▶ _Exercise aim_: Select every line containing the word "JSON" from the material, and copy those lines.

▶ _Record list_:
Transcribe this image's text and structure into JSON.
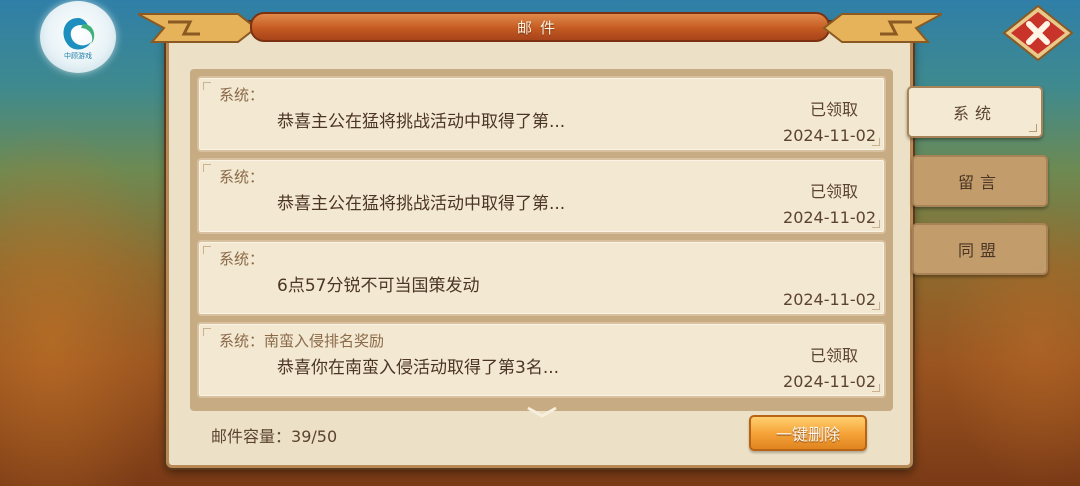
{
  "logo": {
    "text": "中顾游戏"
  },
  "dialog": {
    "title": "邮件",
    "close_icon": "close-x-icon"
  },
  "mails": [
    {
      "sender": "系统：",
      "subject": "",
      "body": "恭喜主公在猛将挑战活动中取得了第...",
      "status": "已领取",
      "date": "2024-11-02"
    },
    {
      "sender": "系统：",
      "subject": "",
      "body": "恭喜主公在猛将挑战活动中取得了第...",
      "status": "已领取",
      "date": "2024-11-02"
    },
    {
      "sender": "系统：",
      "subject": "",
      "body": "6点57分锐不可当国策发动",
      "status": "",
      "date": "2024-11-02"
    },
    {
      "sender": "系统：",
      "subject": "南蛮入侵排名奖励",
      "body": "恭喜你在南蛮入侵活动取得了第3名...",
      "status": "已领取",
      "date": "2024-11-02"
    }
  ],
  "footer": {
    "capacity_label": "邮件容量：",
    "capacity_value": "39/50",
    "delete_all_label": "一键删除"
  },
  "tabs": [
    {
      "label": "系统",
      "active": true
    },
    {
      "label": "留言",
      "active": false
    },
    {
      "label": "同盟",
      "active": false
    }
  ],
  "colors": {
    "title_bar": "#c45a22",
    "panel_bg": "#ece0c6",
    "button_orange": "#f6a43a",
    "close_red": "#c9342a"
  }
}
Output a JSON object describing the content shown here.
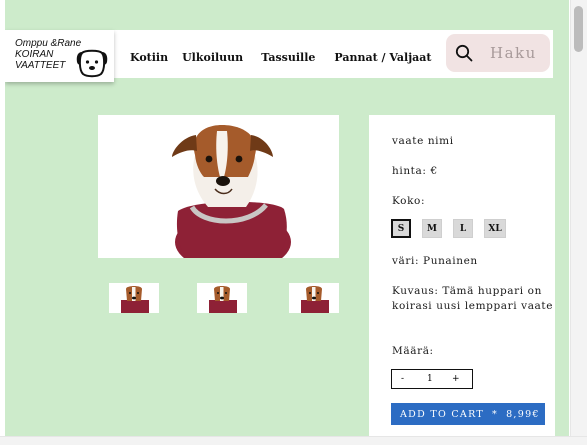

▶ _Response to the task_:
Transcribe this image's text and structure into JSON.
Output a JSON object describing the content shown here.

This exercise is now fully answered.